### Do this
Every entry below should be transcribed exactly; pictures stay out of the copy.

### Data provided
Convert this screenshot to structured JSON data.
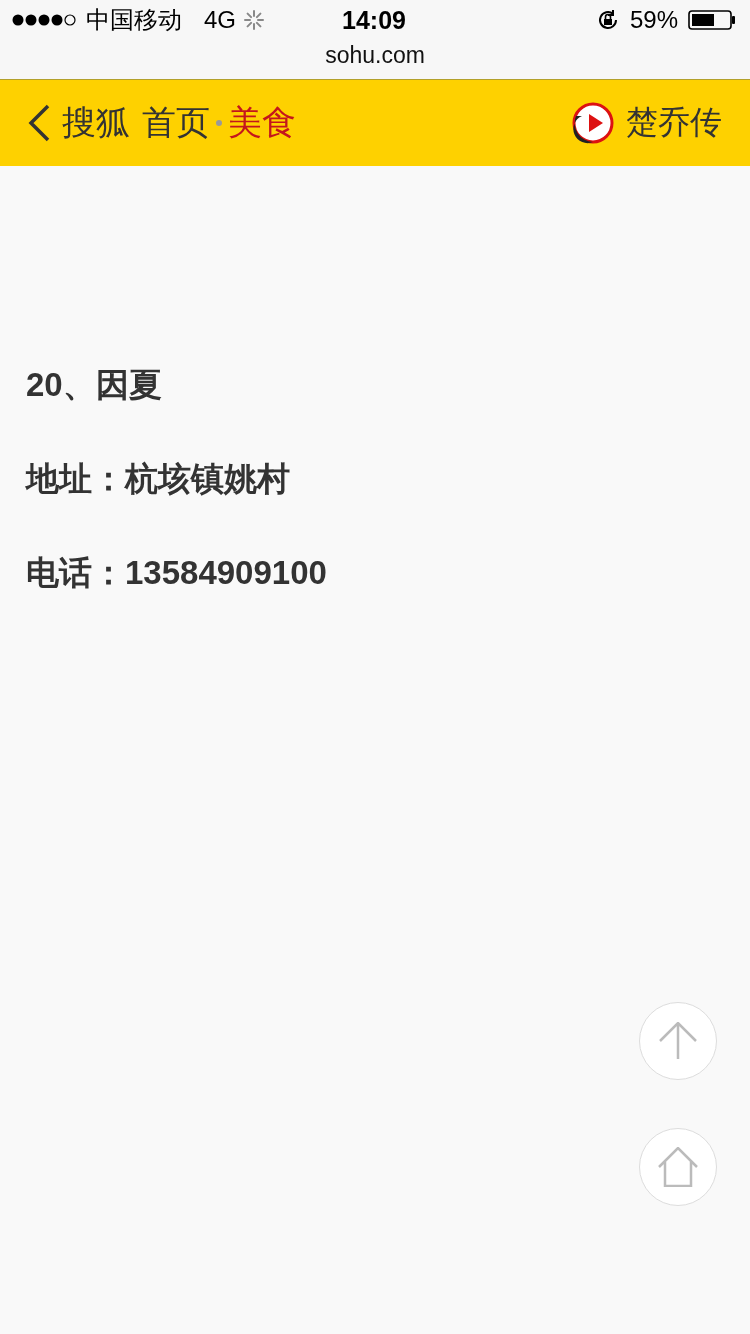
{
  "status_bar": {
    "carrier": "中国移动",
    "network": "4G",
    "time": "14:09",
    "battery": "59%"
  },
  "address_bar": {
    "url": "sohu.com"
  },
  "header": {
    "site": "搜狐",
    "home": "首页",
    "channel": "美食",
    "promo": "楚乔传"
  },
  "article": {
    "paragraphs": [
      "20、因夏",
      "地址：杭垓镇姚村",
      "电话：13584909100"
    ]
  }
}
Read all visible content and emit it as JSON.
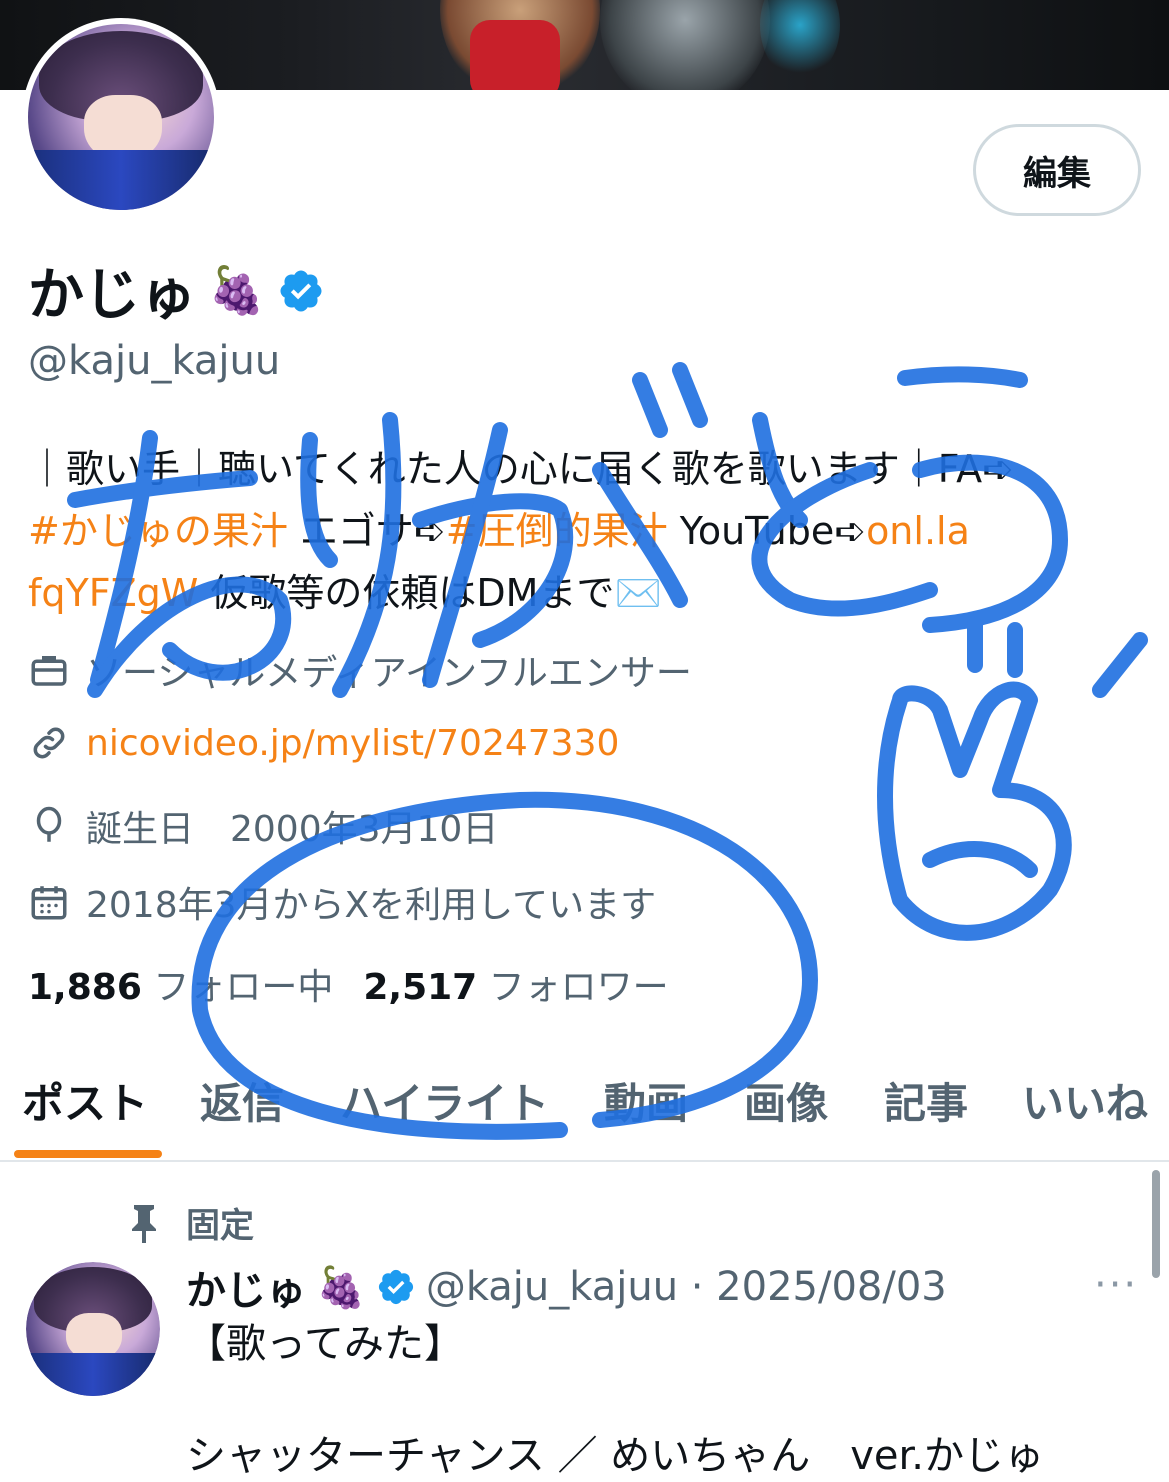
{
  "profile": {
    "edit_label": "編集",
    "name": "かじゅ",
    "name_emoji": "🍇",
    "handle": "@kaju_kajuu",
    "bio": {
      "line1": "｜歌い手｜聴いてくれた人の心に届く歌を歌います｜FA➪",
      "line2_tag": "#かじゅの果汁",
      "line2_mid": " エゴサ➪",
      "line2_tag2": "#圧倒的果汁",
      "line2_after": " YouTube➪",
      "line2_link": "onl.la",
      "line3_link": "fqYFZgW",
      "line3_text": " 仮歌等の依頼はDMまで",
      "line3_emoji": "✉️"
    },
    "category": "ソーシャルメディアインフルエンサー",
    "website": "nicovideo.jp/mylist/70247330",
    "birthday": "誕生日　2000年3月10日",
    "joined": "2018年3月からXを利用しています",
    "following_count": "1,886",
    "following_label": "フォロー中",
    "followers_count": "2,517",
    "followers_label": "フォロワー"
  },
  "tabs": [
    "ポスト",
    "返信",
    "ハイライト",
    "動画",
    "画像",
    "記事",
    "いいね"
  ],
  "post": {
    "pinned_label": "固定",
    "author_name": "かじゅ",
    "author_emoji": "🍇",
    "author_meta": "@kaju_kajuu · 2025/08/03",
    "more": "···",
    "line1": "【歌ってみた】",
    "line2": "シャッターチャンス ／ めいちゃん　ver.かじゅ"
  },
  "colors": {
    "accent": "#f58216",
    "verified": "#1d9bf0",
    "scribble": "#1f6fe0"
  }
}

### Output for this exercise
Convert this screenshot to structured JSON data.
{
  "status_bar": {
    "carrier": "中国移动",
    "network": "4G",
    "time": "14:09",
    "battery": "59%"
  },
  "address_bar": {
    "url": "sohu.com"
  },
  "header": {
    "site": "搜狐",
    "home": "首页",
    "channel": "美食",
    "promo": "楚乔传"
  },
  "article": {
    "paragraphs": [
      "20、因夏",
      "地址：杭垓镇姚村",
      "电话：13584909100"
    ]
  }
}
Read all visible content and emit it as JSON.
{
  "profile": {
    "edit_label": "編集",
    "name": "かじゅ",
    "name_emoji": "🍇",
    "handle": "@kaju_kajuu",
    "bio": {
      "line1": "｜歌い手｜聴いてくれた人の心に届く歌を歌います｜FA➪",
      "line2_tag": "#かじゅの果汁",
      "line2_mid": " エゴサ➪",
      "line2_tag2": "#圧倒的果汁",
      "line2_after": " YouTube➪",
      "line2_link": "onl.la",
      "line3_link": "fqYFZgW",
      "line3_text": " 仮歌等の依頼はDMまで",
      "line3_emoji": "✉️"
    },
    "category": "ソーシャルメディアインフルエンサー",
    "website": "nicovideo.jp/mylist/70247330",
    "birthday": "誕生日　2000年3月10日",
    "joined": "2018年3月からXを利用しています",
    "following_count": "1,886",
    "following_label": "フォロー中",
    "followers_count": "2,517",
    "followers_label": "フォロワー"
  },
  "tabs": [
    "ポスト",
    "返信",
    "ハイライト",
    "動画",
    "画像",
    "記事",
    "いいね"
  ],
  "post": {
    "pinned_label": "固定",
    "author_name": "かじゅ",
    "author_emoji": "🍇",
    "author_meta": "@kaju_kajuu · 2025/08/03",
    "more": "···",
    "line1": "【歌ってみた】",
    "line2": "シャッターチャンス ／ めいちゃん　ver.かじゅ"
  },
  "colors": {
    "accent": "#f58216",
    "verified": "#1d9bf0",
    "scribble": "#1f6fe0"
  }
}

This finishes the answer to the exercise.